Look through the material below. Copy each line that contains the string "image".
BEGIN INFORMATION SUPPLIED
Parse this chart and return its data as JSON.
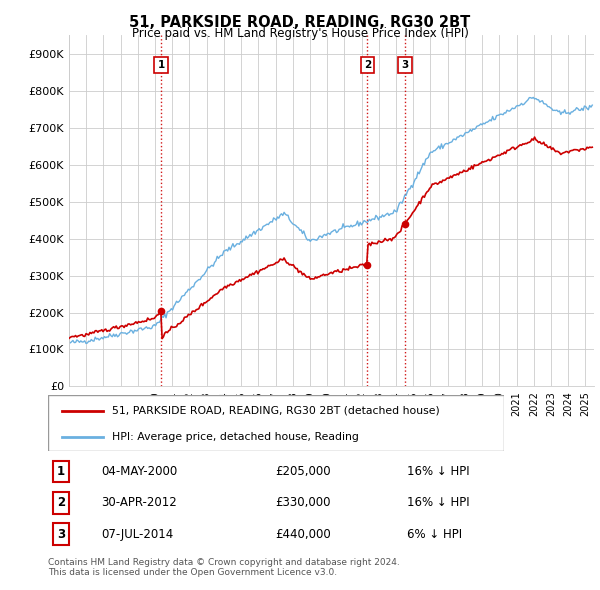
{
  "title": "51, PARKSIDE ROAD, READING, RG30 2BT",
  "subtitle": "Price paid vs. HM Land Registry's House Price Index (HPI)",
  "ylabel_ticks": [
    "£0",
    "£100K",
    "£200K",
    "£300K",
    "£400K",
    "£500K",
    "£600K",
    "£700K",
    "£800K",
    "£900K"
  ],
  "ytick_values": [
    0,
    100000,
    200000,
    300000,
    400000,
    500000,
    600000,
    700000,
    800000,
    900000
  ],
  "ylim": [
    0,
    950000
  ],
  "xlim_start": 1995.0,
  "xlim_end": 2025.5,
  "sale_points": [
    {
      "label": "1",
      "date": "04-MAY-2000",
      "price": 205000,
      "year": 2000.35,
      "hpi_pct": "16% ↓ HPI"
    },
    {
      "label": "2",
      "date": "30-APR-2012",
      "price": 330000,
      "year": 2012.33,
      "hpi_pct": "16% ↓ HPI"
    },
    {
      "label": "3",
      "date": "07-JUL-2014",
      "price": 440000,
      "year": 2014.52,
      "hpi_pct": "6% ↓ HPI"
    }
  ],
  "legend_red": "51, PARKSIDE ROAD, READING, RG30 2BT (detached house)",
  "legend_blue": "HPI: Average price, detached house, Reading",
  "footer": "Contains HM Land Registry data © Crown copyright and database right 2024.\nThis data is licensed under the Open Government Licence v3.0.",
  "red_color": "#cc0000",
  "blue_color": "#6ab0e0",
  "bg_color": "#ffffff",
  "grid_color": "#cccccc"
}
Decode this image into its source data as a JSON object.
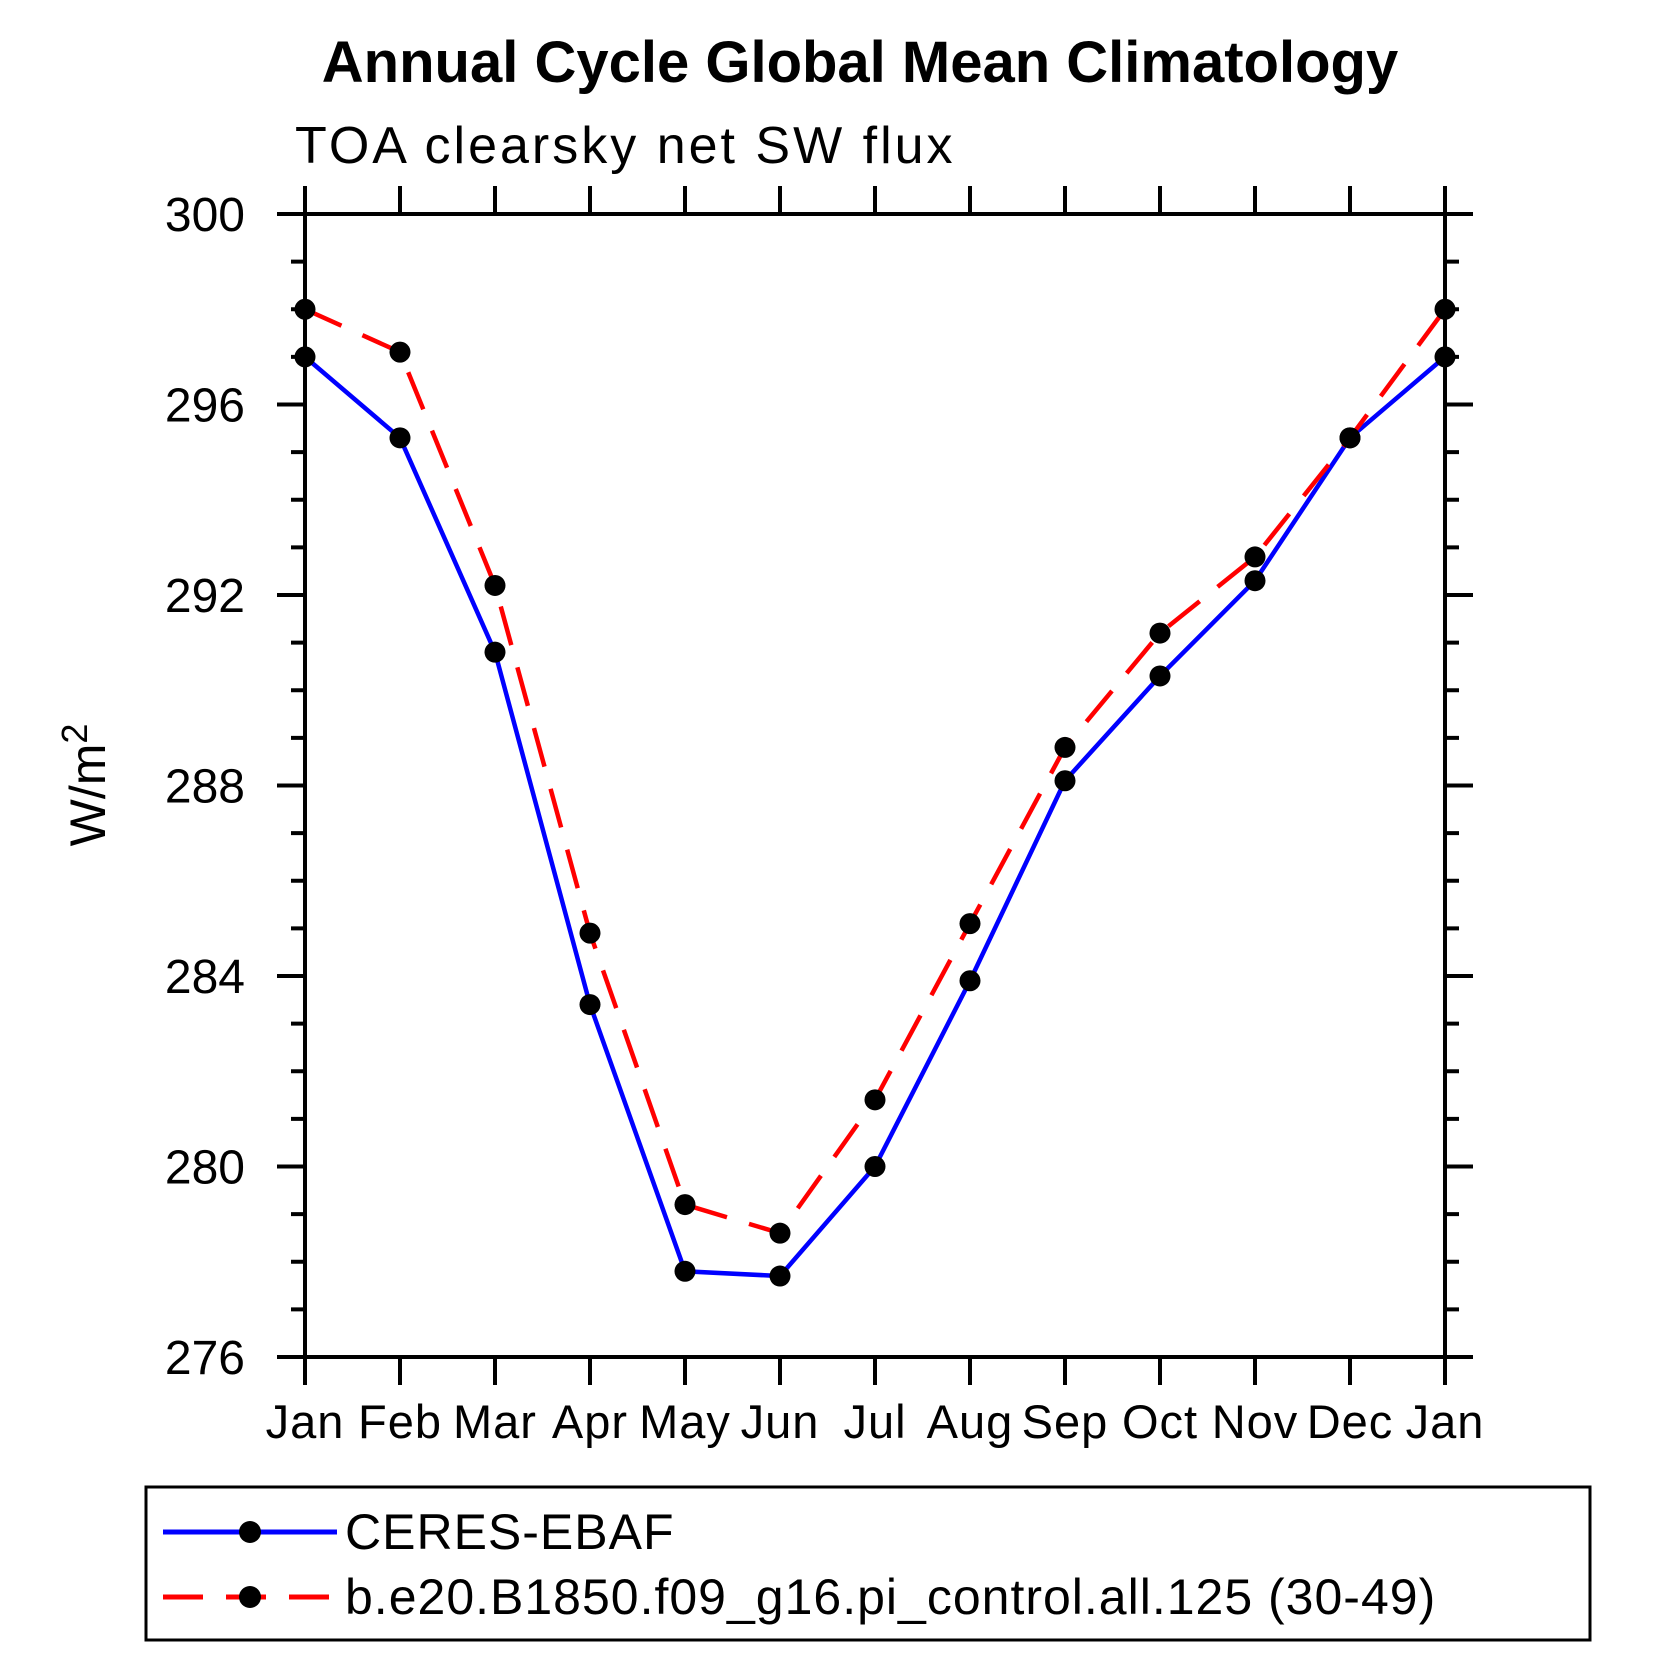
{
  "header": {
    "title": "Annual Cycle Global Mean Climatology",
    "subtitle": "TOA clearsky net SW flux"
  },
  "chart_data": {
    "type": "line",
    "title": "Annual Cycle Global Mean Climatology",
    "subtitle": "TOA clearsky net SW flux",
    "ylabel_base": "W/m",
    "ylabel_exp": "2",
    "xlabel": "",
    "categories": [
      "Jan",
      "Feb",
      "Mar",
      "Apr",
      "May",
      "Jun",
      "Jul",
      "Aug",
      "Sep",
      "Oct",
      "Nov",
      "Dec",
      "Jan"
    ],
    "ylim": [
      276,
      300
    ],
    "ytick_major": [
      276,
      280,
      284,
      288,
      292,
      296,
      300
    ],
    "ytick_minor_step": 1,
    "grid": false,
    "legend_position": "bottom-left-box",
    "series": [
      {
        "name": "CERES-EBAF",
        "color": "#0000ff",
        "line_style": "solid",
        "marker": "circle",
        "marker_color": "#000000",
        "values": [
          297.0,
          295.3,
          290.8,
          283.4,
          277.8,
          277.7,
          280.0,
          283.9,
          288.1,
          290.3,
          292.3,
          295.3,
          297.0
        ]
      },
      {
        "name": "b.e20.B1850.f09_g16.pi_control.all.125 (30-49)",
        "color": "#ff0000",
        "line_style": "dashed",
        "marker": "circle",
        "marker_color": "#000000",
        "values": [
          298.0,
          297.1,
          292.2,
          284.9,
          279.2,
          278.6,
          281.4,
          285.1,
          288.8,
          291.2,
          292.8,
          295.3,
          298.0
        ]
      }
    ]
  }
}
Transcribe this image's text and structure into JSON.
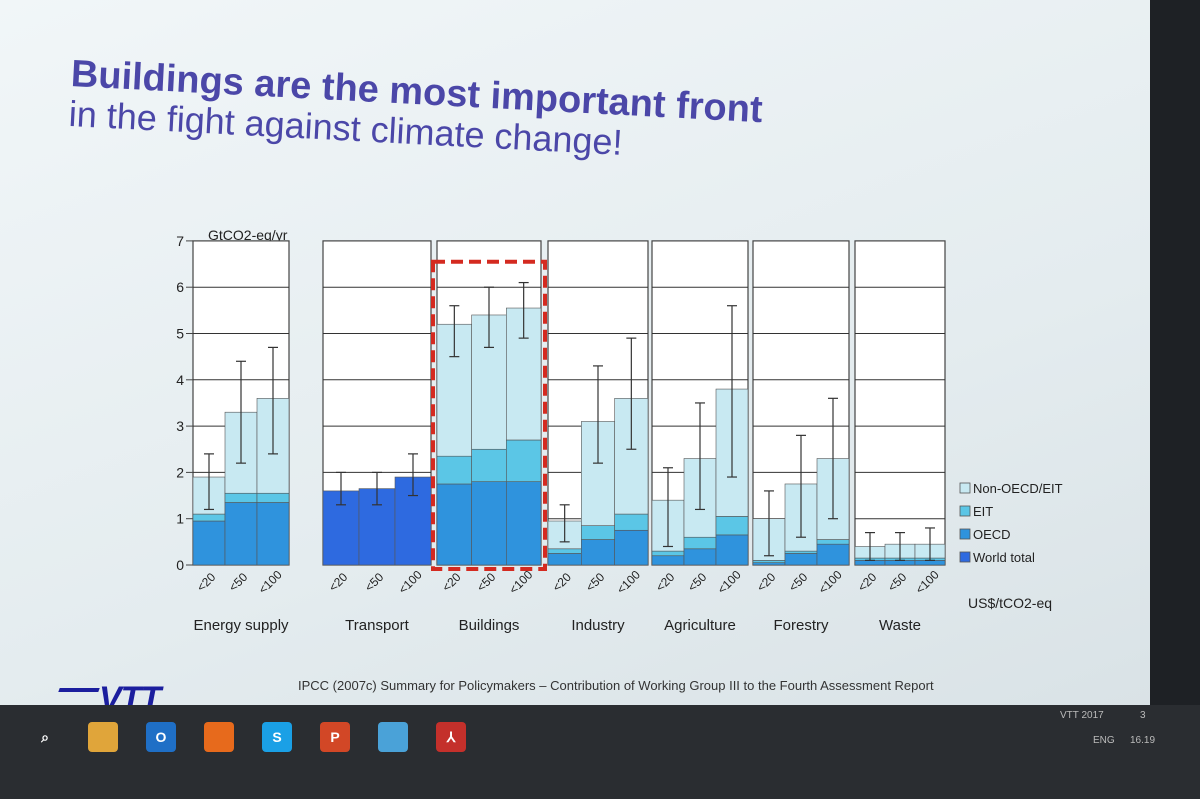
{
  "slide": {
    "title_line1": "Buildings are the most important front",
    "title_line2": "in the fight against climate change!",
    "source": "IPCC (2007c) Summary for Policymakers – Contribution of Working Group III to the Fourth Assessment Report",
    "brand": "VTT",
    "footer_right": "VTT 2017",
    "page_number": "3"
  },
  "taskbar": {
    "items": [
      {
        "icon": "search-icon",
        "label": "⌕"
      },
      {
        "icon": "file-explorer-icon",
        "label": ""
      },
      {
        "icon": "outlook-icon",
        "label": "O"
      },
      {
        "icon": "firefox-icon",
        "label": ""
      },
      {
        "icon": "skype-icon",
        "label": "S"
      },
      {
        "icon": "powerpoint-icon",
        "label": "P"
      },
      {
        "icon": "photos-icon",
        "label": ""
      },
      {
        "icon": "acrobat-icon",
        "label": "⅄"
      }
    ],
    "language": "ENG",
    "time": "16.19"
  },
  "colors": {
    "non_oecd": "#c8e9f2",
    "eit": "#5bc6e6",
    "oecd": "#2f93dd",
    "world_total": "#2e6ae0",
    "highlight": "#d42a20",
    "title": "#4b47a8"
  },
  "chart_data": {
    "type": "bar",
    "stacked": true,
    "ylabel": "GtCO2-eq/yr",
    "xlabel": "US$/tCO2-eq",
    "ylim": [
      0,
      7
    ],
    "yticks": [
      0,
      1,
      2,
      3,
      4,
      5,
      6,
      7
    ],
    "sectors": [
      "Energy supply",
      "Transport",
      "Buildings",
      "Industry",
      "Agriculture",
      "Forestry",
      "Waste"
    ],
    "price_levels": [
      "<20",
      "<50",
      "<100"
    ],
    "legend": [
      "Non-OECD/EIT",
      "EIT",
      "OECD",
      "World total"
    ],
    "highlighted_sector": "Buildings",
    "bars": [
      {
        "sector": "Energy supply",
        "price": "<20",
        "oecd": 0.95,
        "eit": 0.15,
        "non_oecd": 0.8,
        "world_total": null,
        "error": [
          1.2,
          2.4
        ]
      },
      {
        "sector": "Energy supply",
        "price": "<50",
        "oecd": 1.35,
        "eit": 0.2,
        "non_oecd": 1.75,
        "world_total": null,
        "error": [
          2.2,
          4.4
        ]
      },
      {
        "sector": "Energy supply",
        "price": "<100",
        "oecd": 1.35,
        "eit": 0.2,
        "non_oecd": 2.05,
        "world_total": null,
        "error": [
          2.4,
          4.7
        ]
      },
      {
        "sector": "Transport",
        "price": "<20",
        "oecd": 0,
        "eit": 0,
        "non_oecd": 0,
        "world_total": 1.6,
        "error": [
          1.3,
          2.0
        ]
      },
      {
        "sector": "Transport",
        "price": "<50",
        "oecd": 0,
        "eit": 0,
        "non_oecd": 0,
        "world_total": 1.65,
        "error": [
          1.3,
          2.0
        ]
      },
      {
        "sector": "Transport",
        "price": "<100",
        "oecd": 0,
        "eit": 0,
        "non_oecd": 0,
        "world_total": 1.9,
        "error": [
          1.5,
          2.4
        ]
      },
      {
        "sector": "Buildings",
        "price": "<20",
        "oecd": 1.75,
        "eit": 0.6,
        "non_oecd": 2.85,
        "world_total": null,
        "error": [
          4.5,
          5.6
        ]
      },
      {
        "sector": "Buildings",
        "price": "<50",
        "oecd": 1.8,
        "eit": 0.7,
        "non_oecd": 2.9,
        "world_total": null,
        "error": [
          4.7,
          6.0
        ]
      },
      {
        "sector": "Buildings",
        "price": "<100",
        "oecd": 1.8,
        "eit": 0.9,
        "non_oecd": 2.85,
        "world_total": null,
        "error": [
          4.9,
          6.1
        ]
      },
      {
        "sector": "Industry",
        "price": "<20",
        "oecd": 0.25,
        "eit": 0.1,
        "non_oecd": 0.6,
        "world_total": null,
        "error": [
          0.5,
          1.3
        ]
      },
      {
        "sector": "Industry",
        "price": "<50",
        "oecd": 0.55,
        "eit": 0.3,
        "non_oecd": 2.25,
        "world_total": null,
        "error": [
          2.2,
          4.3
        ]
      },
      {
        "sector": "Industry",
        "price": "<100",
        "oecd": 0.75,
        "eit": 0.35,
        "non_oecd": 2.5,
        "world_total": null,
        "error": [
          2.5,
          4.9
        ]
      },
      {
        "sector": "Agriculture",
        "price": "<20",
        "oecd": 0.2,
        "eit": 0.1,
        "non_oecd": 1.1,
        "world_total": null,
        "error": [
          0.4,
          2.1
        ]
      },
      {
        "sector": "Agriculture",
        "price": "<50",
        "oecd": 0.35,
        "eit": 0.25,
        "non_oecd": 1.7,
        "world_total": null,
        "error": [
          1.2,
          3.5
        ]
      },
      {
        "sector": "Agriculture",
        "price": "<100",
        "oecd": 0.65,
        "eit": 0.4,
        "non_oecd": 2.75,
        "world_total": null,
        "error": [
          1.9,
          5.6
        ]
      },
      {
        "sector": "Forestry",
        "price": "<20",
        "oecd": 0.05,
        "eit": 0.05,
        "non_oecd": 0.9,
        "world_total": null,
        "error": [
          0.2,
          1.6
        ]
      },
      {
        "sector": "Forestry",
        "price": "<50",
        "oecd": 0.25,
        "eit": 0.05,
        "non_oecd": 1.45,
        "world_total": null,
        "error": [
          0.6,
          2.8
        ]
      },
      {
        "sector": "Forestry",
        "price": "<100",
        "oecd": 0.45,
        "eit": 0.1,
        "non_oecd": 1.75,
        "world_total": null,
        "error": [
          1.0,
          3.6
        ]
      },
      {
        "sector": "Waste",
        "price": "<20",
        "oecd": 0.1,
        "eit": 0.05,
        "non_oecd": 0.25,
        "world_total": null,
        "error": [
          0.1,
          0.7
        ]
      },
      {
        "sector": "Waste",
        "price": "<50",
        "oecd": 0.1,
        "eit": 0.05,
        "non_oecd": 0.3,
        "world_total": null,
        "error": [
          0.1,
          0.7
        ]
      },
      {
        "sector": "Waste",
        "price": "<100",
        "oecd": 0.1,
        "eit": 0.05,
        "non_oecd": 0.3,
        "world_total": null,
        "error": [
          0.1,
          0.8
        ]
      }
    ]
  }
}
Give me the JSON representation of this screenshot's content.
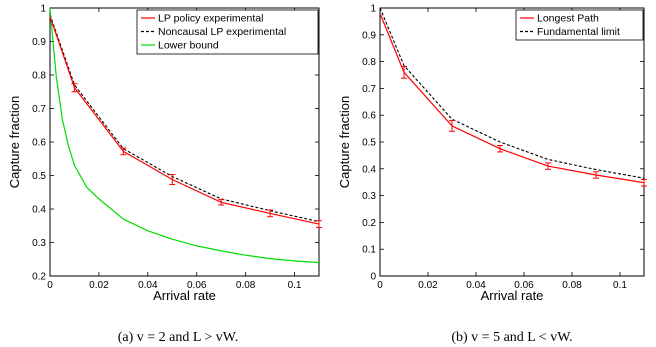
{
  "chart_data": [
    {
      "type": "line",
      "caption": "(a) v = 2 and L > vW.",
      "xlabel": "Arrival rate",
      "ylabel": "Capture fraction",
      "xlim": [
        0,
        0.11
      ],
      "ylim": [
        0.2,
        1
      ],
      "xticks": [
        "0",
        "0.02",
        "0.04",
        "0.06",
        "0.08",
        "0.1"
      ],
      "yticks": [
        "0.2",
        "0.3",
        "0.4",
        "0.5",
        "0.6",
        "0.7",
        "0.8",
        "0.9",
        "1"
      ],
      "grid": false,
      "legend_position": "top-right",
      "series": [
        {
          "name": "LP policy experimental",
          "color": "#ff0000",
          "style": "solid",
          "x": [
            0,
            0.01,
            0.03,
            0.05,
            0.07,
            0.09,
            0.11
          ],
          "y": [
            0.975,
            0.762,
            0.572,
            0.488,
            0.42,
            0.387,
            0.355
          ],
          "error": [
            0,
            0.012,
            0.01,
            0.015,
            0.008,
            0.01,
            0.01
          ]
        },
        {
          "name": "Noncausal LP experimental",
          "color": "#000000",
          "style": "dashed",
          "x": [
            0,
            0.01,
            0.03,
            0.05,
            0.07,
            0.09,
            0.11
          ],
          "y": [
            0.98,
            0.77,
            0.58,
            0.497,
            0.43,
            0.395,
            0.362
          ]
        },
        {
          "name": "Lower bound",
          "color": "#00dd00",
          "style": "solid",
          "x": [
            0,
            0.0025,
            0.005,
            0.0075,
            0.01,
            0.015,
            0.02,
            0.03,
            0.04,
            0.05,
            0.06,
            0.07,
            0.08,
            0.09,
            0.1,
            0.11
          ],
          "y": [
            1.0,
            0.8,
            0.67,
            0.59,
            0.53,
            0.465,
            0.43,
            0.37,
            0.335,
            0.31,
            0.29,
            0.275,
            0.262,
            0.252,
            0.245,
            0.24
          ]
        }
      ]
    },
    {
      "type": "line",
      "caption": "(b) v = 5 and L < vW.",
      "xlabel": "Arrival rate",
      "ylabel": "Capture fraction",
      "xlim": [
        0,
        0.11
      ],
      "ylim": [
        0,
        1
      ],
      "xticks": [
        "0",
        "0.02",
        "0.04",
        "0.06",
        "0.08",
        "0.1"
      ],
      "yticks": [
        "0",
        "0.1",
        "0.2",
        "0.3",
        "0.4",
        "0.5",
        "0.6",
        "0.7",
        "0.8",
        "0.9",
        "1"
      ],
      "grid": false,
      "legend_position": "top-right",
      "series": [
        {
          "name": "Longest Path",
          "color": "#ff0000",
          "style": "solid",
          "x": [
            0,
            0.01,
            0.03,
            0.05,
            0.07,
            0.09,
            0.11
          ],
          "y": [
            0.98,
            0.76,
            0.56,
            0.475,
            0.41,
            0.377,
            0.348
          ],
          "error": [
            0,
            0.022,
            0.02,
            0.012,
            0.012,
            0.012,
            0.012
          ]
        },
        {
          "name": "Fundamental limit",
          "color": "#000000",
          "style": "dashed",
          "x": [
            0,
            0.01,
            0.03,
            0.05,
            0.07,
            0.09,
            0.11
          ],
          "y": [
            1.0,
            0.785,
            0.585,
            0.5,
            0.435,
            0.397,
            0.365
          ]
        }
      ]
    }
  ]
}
END INFORMATION SUPPLIED
▶ _WRITTEN RESPONSE_:
Decode this image into its source data as a JSON object.
Transcribe this image's text and structure into JSON.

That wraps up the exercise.